-------- Material a processar --------

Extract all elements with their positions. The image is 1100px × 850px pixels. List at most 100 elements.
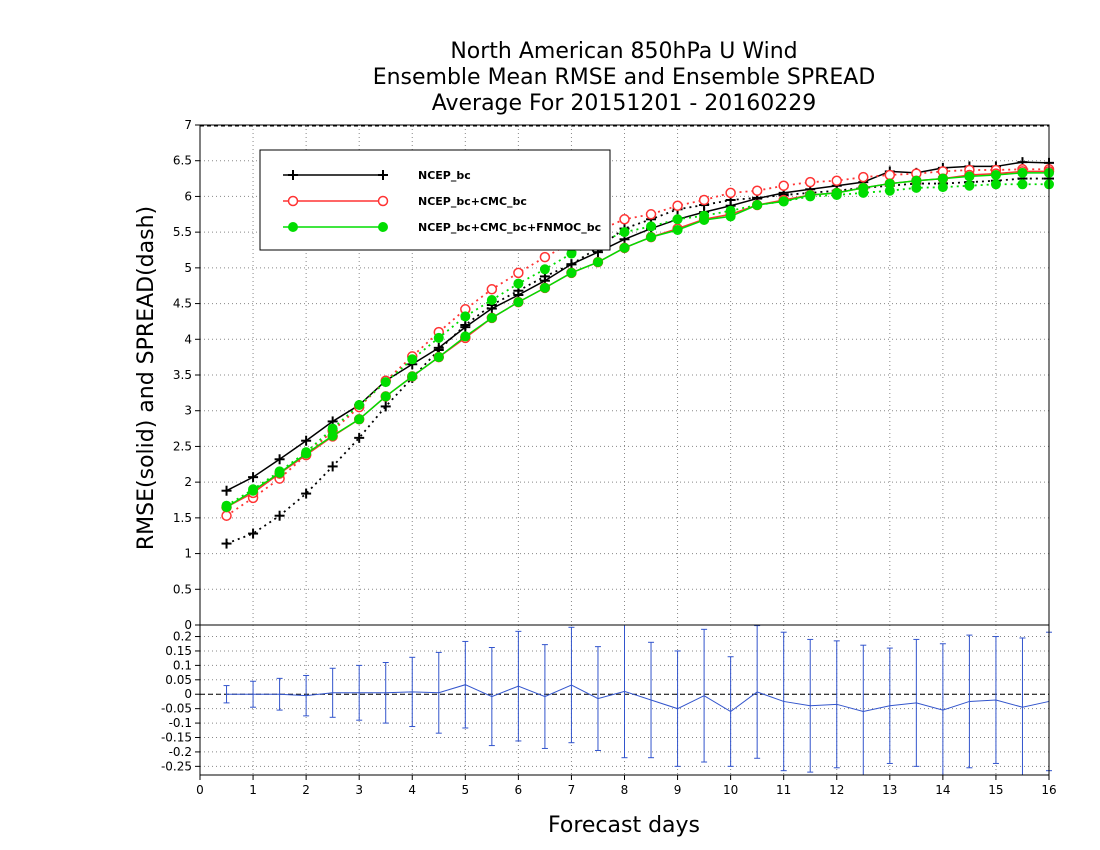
y-tick-label-diff: 0.15 (165, 644, 192, 658)
error-bar (886, 647, 893, 764)
marker-dot (672, 214, 683, 225)
error-bar (992, 636, 999, 764)
error-bar (913, 638, 920, 767)
error-bar (754, 625, 761, 759)
marker-dot (1017, 167, 1028, 178)
marker-plus (460, 322, 471, 333)
marker-dot (911, 182, 922, 193)
marker-circle (645, 209, 657, 220)
marker-dot (486, 295, 497, 305)
error-bar (276, 677, 283, 711)
error-bar (435, 651, 442, 734)
error-bar (488, 647, 495, 747)
marker-plus (221, 485, 232, 496)
error-bar (648, 641, 655, 759)
marker-dot (858, 182, 869, 193)
y-tick-label: 4 (184, 332, 192, 346)
axis-ticks: 00.511.522.533.544.555.566.570 1 2 3 4 5 6 7 8 9 1… (161, 118, 1057, 797)
y-tick-label-diff: 0.05 (165, 673, 192, 687)
y-tick-label: 6.5 (173, 154, 192, 168)
marker-dot (460, 331, 471, 342)
error-bar (701, 628, 708, 763)
error-bar (541, 644, 548, 749)
x-tick-label: 14 (935, 783, 950, 797)
difference-line (226, 684, 1050, 713)
marker-plus (274, 454, 285, 465)
y-tick-label: 3 (184, 404, 192, 418)
spread-line (226, 183, 1049, 507)
marker-plus (248, 528, 259, 539)
y-tick-label-diff: 0.1 (173, 658, 192, 672)
marker-dot (380, 391, 391, 402)
error-bar (382, 662, 389, 724)
marker-circle (698, 194, 710, 206)
marker-plus (354, 432, 365, 443)
error-bar (409, 656, 416, 728)
marker-circle (831, 175, 842, 186)
x-tick-label: 0 (196, 783, 204, 797)
x-axis-label: Forecast days (548, 813, 700, 838)
marker-dot (566, 248, 577, 259)
x-tick-label: 15 (988, 783, 1003, 797)
marker-dot (646, 221, 657, 232)
marker-circle (672, 200, 683, 211)
x-tick-label: 6 (515, 783, 523, 797)
legend-label: NCEP_bc (418, 169, 471, 182)
marker-dot (248, 485, 259, 496)
marker-circle (725, 187, 736, 199)
marker-circle (751, 185, 763, 196)
title-line-3: Average For 20151201 - 20160229 (432, 91, 817, 116)
series-2 (221, 167, 1054, 513)
marker-dot (407, 371, 418, 382)
marker-dot (221, 502, 232, 513)
y-tick-label: 0 (184, 618, 192, 632)
legend: NCEP_bc NCEP_bc+CMC_bc NCEP_bc+CMC_bc+FNMO… (259, 149, 611, 251)
marker-dot (778, 196, 789, 207)
marker-dot (990, 179, 1001, 190)
marker-dot (831, 187, 842, 198)
y-tick-label-diff: 0 (184, 687, 192, 701)
error-bar (568, 626, 575, 744)
y-tick-label: 2.5 (173, 439, 192, 453)
marker-dot (884, 185, 895, 196)
y-tick-label-diff: -0.1 (169, 716, 192, 730)
y-tick-label: 2 (184, 475, 192, 489)
error-bar (515, 630, 522, 742)
marker-dot (1017, 179, 1028, 190)
error-bar (621, 624, 628, 759)
marker-plus (301, 435, 312, 446)
marker-dot (937, 173, 948, 184)
y-tick-label-diff: -0.25 (161, 759, 192, 773)
x-tick-label: 10 (723, 783, 738, 797)
marker-circle (287, 195, 299, 207)
error-bar (674, 650, 681, 767)
marker-plus (274, 510, 285, 521)
x-tick-label: 2 (302, 783, 310, 797)
marker-plus (380, 401, 391, 412)
legend-label: NCEP_bc+CMC_bc+FNMOC_bc (418, 221, 601, 234)
title-line-1: North American 850hPa U Wind (450, 39, 797, 64)
marker-circle (778, 180, 789, 191)
error-bar (329, 667, 336, 718)
error-bar (833, 640, 840, 769)
marker-dot (539, 282, 550, 293)
error-bar (303, 674, 310, 717)
difference-panel-series (223, 624, 1052, 776)
marker-dot (354, 400, 365, 410)
error-bar (594, 646, 601, 751)
x-tick-label: 3 (355, 783, 363, 797)
error-bar (780, 631, 787, 772)
x-tick-label: 12 (829, 783, 844, 797)
marker-dot (460, 311, 471, 322)
marker-plus (327, 461, 338, 472)
marker-circle (858, 171, 869, 183)
marker-circle (539, 251, 551, 263)
legend-box (259, 149, 611, 251)
marker-dot (990, 170, 1001, 180)
error-bar (860, 644, 867, 776)
title-line-2: Ensemble Mean RMSE and Ensemble SPREAD (373, 65, 876, 90)
marker-plus (486, 303, 497, 314)
marker-circle (221, 510, 232, 521)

--------

Reescreva as linhas acima trocando cada ocorrência de "error-bar" por "error-interval" e mantendo todo o resto inalterado. Deixe as imagens de fora da resposta.

Resposta correta:
Extract all elements with their positions. The image is 1100px × 850px pixels. List at most 100 elements.
y-tick-label-diff: 0.15 (165, 644, 192, 658)
error-interval (886, 647, 893, 764)
marker-dot (672, 214, 683, 225)
error-interval (992, 636, 999, 764)
error-interval (913, 638, 920, 767)
error-interval (754, 625, 761, 759)
marker-dot (1017, 167, 1028, 178)
marker-plus (460, 322, 471, 333)
marker-dot (911, 182, 922, 193)
marker-circle (645, 209, 657, 220)
marker-dot (486, 295, 497, 305)
error-interval (276, 677, 283, 711)
error-interval (435, 651, 442, 734)
error-interval (488, 647, 495, 747)
marker-plus (221, 485, 232, 496)
error-interval (648, 641, 655, 759)
marker-dot (858, 182, 869, 193)
y-tick-label: 4 (184, 332, 192, 346)
axis-ticks: 00.511.522.533.544.555.566.570 1 2 3 4 5 6 7 8 9 1… (161, 118, 1057, 797)
y-tick-label-diff: 0.05 (165, 673, 192, 687)
y-tick-label: 6.5 (173, 154, 192, 168)
marker-dot (460, 331, 471, 342)
error-interval (701, 628, 708, 763)
error-interval (541, 644, 548, 749)
x-tick-label: 14 (935, 783, 950, 797)
difference-line (226, 684, 1050, 713)
marker-plus (274, 454, 285, 465)
y-tick-label: 3 (184, 404, 192, 418)
spread-line (226, 183, 1049, 507)
marker-plus (248, 528, 259, 539)
y-tick-label-diff: 0.1 (173, 658, 192, 672)
marker-dot (380, 391, 391, 402)
error-interval (382, 662, 389, 724)
marker-circle (698, 194, 710, 206)
marker-plus (354, 432, 365, 443)
error-interval (409, 656, 416, 728)
marker-circle (831, 175, 842, 186)
x-tick-label: 0 (196, 783, 204, 797)
x-axis-label: Forecast days (548, 813, 700, 838)
marker-dot (566, 248, 577, 259)
x-tick-label: 15 (988, 783, 1003, 797)
marker-dot (646, 221, 657, 232)
marker-circle (672, 200, 683, 211)
x-tick-label: 6 (515, 783, 523, 797)
legend-label: NCEP_bc (418, 169, 471, 182)
marker-dot (248, 485, 259, 496)
marker-circle (725, 187, 736, 199)
marker-circle (751, 185, 763, 196)
title-line-3: Average For 20151201 - 20160229 (432, 91, 817, 116)
series-2 (221, 167, 1054, 513)
marker-dot (407, 371, 418, 382)
marker-dot (221, 502, 232, 513)
y-tick-label: 0 (184, 618, 192, 632)
legend: NCEP_bc NCEP_bc+CMC_bc NCEP_bc+CMC_bc+FNMO… (259, 149, 611, 251)
marker-dot (778, 196, 789, 207)
marker-dot (990, 179, 1001, 190)
marker-dot (831, 187, 842, 198)
y-tick-label-diff: 0 (184, 687, 192, 701)
error-interval (568, 626, 575, 744)
y-tick-label: 2.5 (173, 439, 192, 453)
marker-dot (884, 185, 895, 196)
y-tick-label-diff: -0.1 (169, 716, 192, 730)
y-tick-label: 2 (184, 475, 192, 489)
error-interval (515, 630, 522, 742)
marker-dot (1017, 179, 1028, 190)
error-interval (621, 624, 628, 759)
marker-plus (301, 435, 312, 446)
marker-dot (937, 173, 948, 184)
y-tick-label-diff: -0.25 (161, 759, 192, 773)
x-tick-label: 10 (723, 783, 738, 797)
marker-circle (287, 195, 299, 207)
error-interval (674, 650, 681, 767)
marker-plus (274, 510, 285, 521)
x-tick-label: 2 (302, 783, 310, 797)
marker-plus (380, 401, 391, 412)
legend-label: NCEP_bc+CMC_bc+FNMOC_bc (418, 221, 601, 234)
title-line-1: North American 850hPa U Wind (450, 39, 797, 64)
marker-circle (778, 180, 789, 191)
error-interval (329, 667, 336, 718)
error-interval (833, 640, 840, 769)
marker-dot (539, 282, 550, 293)
error-interval (303, 674, 310, 717)
difference-panel-series (223, 624, 1052, 776)
marker-dot (354, 400, 365, 410)
error-interval (594, 646, 601, 751)
x-tick-label: 3 (355, 783, 363, 797)
error-interval (780, 631, 787, 772)
x-tick-label: 12 (829, 783, 844, 797)
marker-dot (460, 311, 471, 322)
marker-plus (327, 461, 338, 472)
marker-circle (858, 171, 869, 183)
marker-circle (539, 251, 551, 263)
legend-box (259, 149, 611, 251)
marker-dot (990, 170, 1001, 180)
error-interval (860, 644, 867, 776)
title-line-2: Ensemble Mean RMSE and Ensemble SPREAD (373, 65, 876, 90)
marker-plus (486, 303, 497, 314)
marker-circle (221, 510, 232, 521)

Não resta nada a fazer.